··· EXTRACTED INFORMATION ···

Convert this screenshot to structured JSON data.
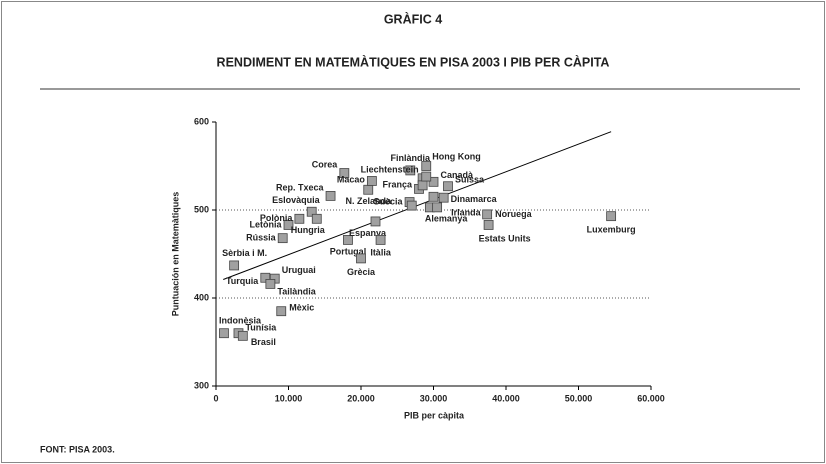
{
  "chart_data": {
    "type": "scatter",
    "heading": "GRÀFIC 4",
    "title": "RENDIMENT EN MATEMÀTIQUES EN PISA 2003 I PIB PER CÀPITA",
    "xlabel": "PIB per càpita",
    "ylabel": "Puntuación en Matemàtiques",
    "source": "FONT: PISA 2003.",
    "color": "#a0a0a0",
    "labels": [
      "Indonèsia",
      "Tunísia",
      "Brasil",
      "Mèxic",
      "Turquia",
      "Uruguai",
      "Tailàndia",
      "Sèrbia i M.",
      "Rússia",
      "Letònia",
      "Polònia",
      "Eslovàquia",
      "Hungria",
      "Rep. Txeca",
      "Corea",
      "Portugal",
      "Grècia",
      "Espanya",
      "N. Zelanda",
      "Macao",
      "Finlàndia",
      "Hong Kong",
      "Liechtenstein",
      "Canadà",
      "Suïssa",
      "França",
      "Suècia",
      "Dinamarca",
      "Alemanya",
      "Irlanda",
      null,
      null,
      null,
      null,
      "Noruega",
      "Estats Units",
      "Luxemburg",
      "Itàlia"
    ],
    "x": [
      1100,
      3100,
      3700,
      9000,
      6800,
      8100,
      7500,
      2500,
      9200,
      10000,
      11500,
      13200,
      13900,
      15800,
      17700,
      18200,
      20000,
      22000,
      21000,
      21500,
      26800,
      29000,
      28500,
      30000,
      32000,
      28000,
      26700,
      31400,
      29500,
      30500,
      28500,
      27000,
      30000,
      29000,
      37400,
      37600,
      54500,
      22700
    ],
    "values": [
      360,
      360,
      357,
      385,
      423,
      422,
      416,
      437,
      468,
      483,
      490,
      498,
      490,
      516,
      542,
      466,
      445,
      487,
      523,
      533,
      545,
      550,
      536,
      532,
      527,
      524,
      509,
      514,
      503,
      503,
      528,
      505,
      515,
      538,
      495,
      483,
      493,
      466
    ],
    "trendline": {
      "x": [
        1000,
        54500
      ],
      "values": [
        421,
        589
      ]
    },
    "xlim": [
      0,
      60000
    ],
    "xticks": [
      0,
      {
        "value": 10000,
        "label": "10.000"
      },
      {
        "value": 20000,
        "label": "20.000"
      },
      {
        "value": 30000,
        "label": "30.000"
      },
      {
        "value": 40000,
        "label": "40.000"
      },
      {
        "value": 50000,
        "label": "50.000"
      },
      {
        "value": 60000,
        "label": "60.000"
      }
    ],
    "ylim": [
      300,
      600
    ],
    "yticks": [
      300,
      400,
      500,
      600
    ],
    "grid": true
  }
}
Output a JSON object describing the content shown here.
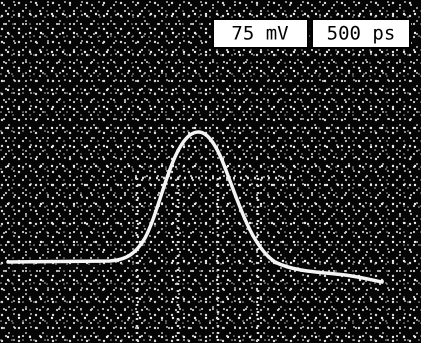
{
  "labels": {
    "volts_per_div": "75 mV",
    "time_per_div": "500 ps"
  }
}
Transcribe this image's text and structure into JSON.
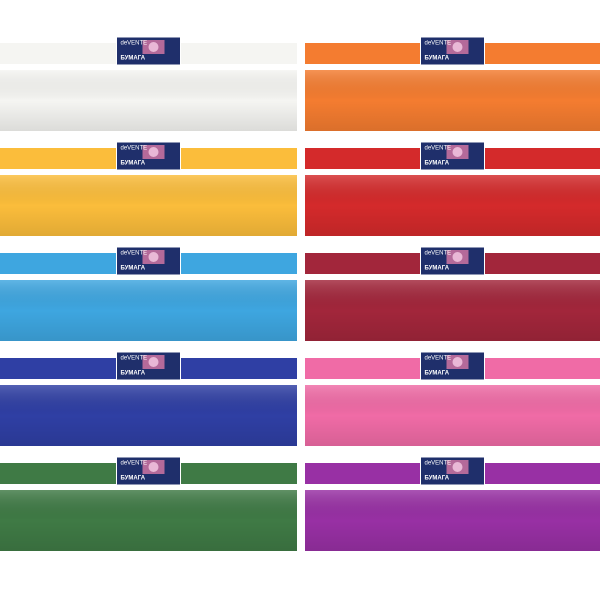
{
  "label": {
    "brand": "deVENTE",
    "product": "БУМАГА"
  },
  "rolls": [
    {
      "color": "#f5f5f2"
    },
    {
      "color": "#f47c30"
    },
    {
      "color": "#fbbd3b"
    },
    {
      "color": "#d42a2b"
    },
    {
      "color": "#3ea6e0"
    },
    {
      "color": "#a2263b"
    },
    {
      "color": "#2f3fa4"
    },
    {
      "color": "#f06ba6"
    },
    {
      "color": "#3f7a45"
    },
    {
      "color": "#9830a4"
    }
  ]
}
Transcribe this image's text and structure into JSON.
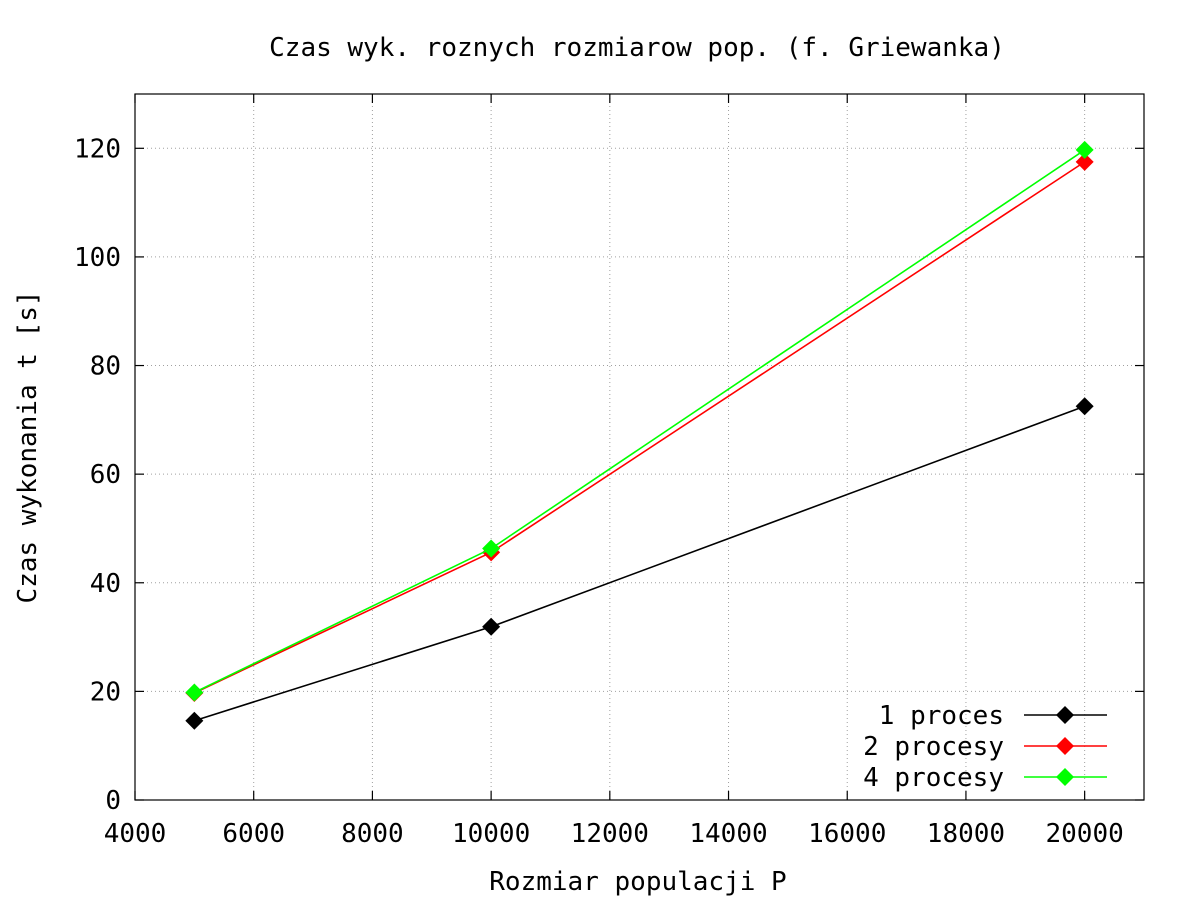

···

EXERCISE BRIEF
Tally every line of the data that holds the word "JSON" and write the count alone.

TASK SOLUTION
4